(Extracted records)
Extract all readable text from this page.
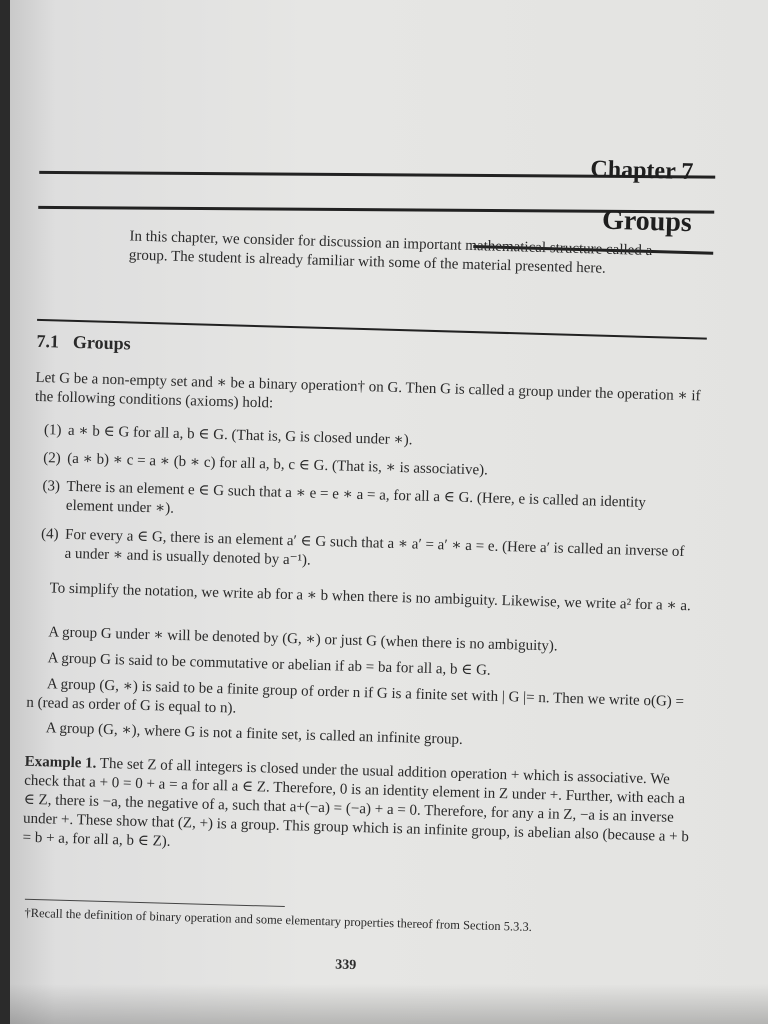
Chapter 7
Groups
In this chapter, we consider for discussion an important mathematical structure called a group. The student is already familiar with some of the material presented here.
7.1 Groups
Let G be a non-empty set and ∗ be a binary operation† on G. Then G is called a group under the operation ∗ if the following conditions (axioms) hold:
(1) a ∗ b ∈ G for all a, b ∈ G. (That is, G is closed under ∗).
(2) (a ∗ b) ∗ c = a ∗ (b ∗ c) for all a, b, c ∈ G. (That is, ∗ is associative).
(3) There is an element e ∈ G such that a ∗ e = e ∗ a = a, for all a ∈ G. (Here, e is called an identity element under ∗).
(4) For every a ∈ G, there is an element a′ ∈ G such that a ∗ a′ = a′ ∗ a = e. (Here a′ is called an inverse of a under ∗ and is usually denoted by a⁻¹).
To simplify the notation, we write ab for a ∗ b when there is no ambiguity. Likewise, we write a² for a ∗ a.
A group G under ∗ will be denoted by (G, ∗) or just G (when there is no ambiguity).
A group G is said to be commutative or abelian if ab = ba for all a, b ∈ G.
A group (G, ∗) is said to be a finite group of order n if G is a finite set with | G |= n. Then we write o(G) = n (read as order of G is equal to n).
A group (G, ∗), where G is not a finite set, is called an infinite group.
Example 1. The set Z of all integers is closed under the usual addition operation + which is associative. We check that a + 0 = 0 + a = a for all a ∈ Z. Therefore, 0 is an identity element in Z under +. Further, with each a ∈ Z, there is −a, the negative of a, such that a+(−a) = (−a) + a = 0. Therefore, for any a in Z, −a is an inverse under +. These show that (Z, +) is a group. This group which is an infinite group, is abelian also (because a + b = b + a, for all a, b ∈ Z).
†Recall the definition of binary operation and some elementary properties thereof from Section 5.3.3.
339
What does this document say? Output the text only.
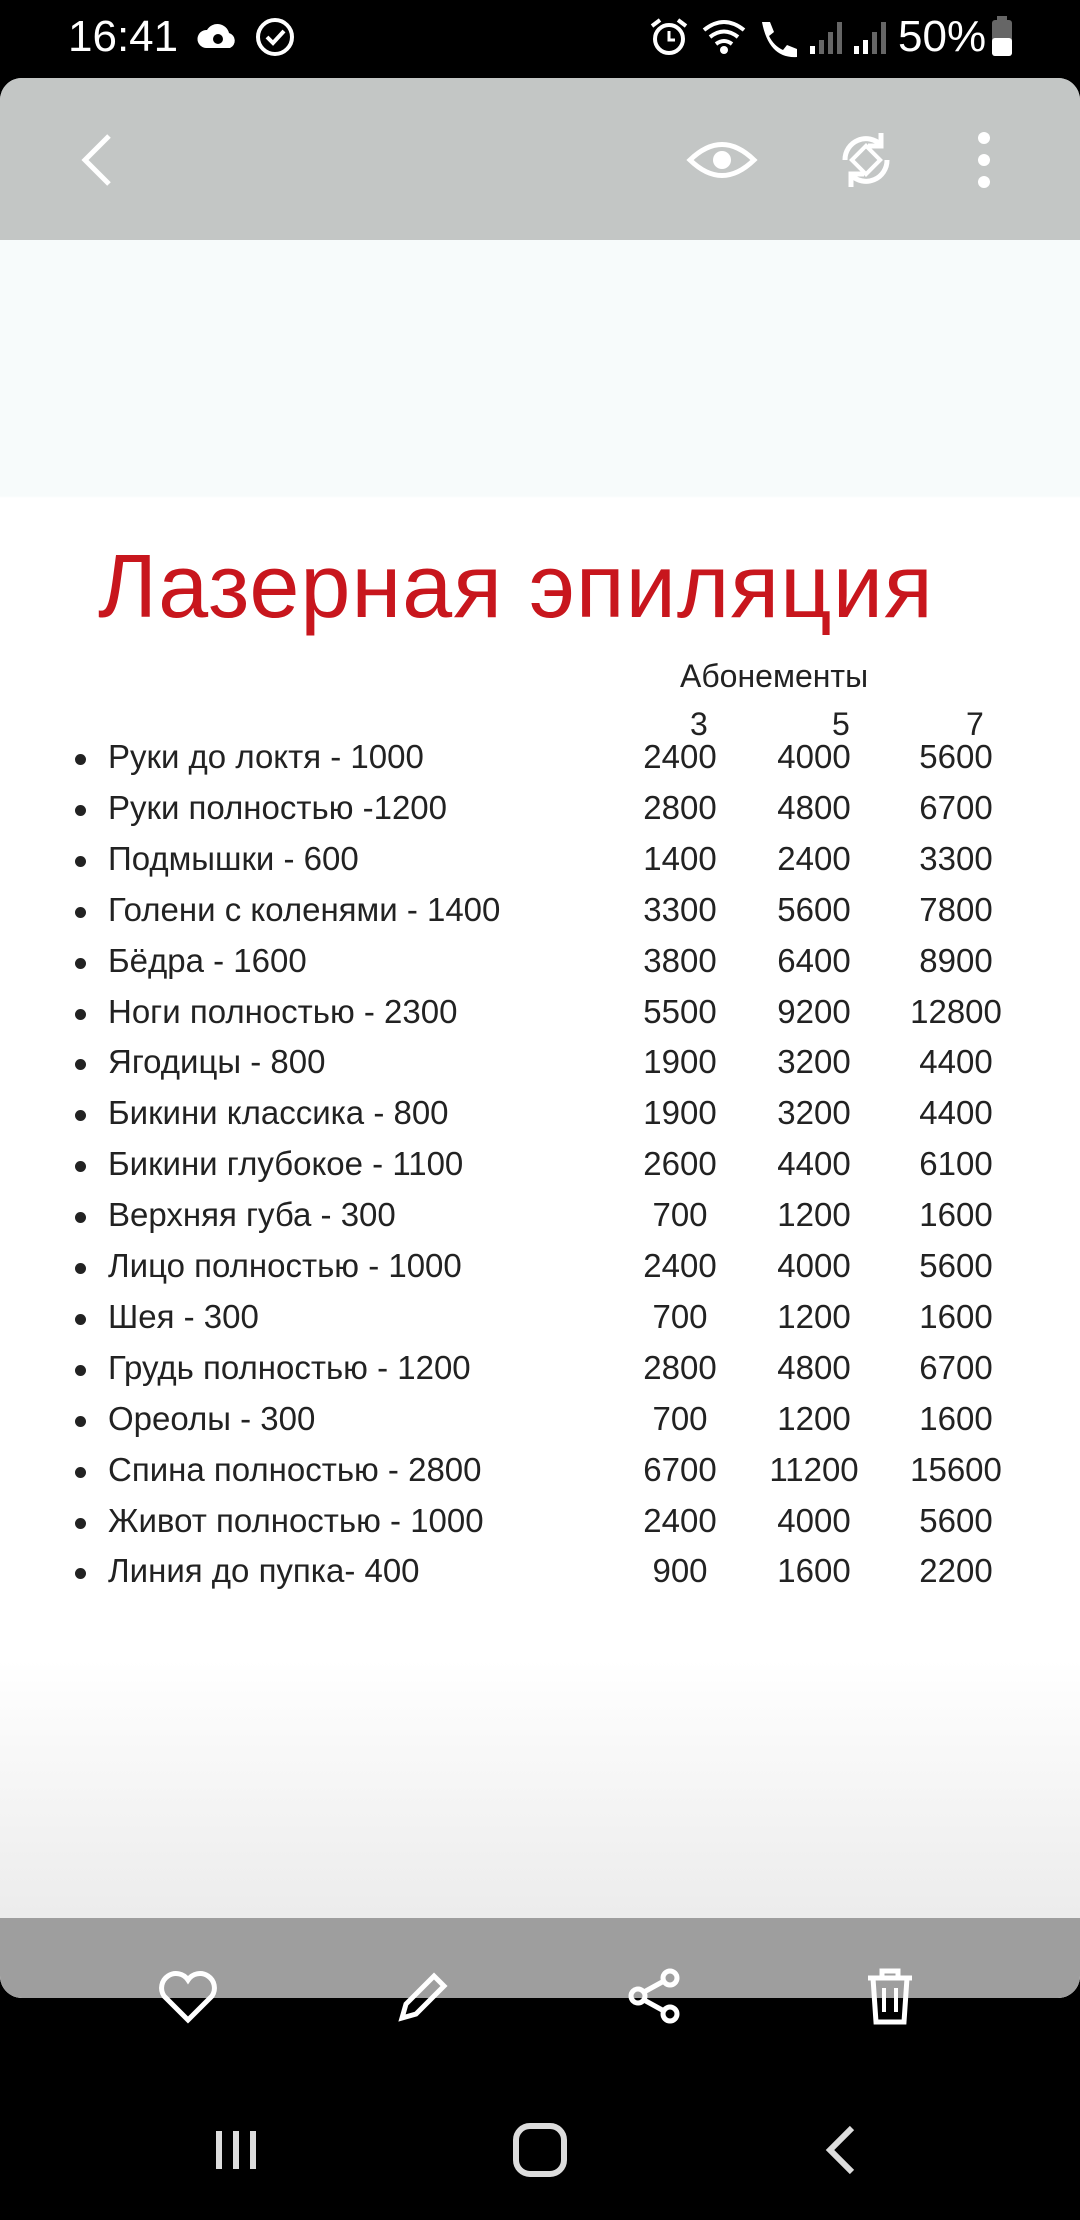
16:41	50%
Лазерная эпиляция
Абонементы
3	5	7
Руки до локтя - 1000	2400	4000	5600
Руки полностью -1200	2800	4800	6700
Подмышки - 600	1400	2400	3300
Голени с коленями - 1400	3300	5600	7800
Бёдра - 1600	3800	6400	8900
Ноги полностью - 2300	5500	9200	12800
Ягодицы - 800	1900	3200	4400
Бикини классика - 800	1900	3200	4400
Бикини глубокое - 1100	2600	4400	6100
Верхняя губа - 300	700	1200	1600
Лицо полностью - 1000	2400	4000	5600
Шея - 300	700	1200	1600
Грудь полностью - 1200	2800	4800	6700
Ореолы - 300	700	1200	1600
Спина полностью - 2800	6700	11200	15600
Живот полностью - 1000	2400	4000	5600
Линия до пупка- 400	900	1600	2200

# EXERCISE DIRECTIONS
Lines holding the word "said" should be counted across the entries; state only how many there are.

# THE SOLUTION
2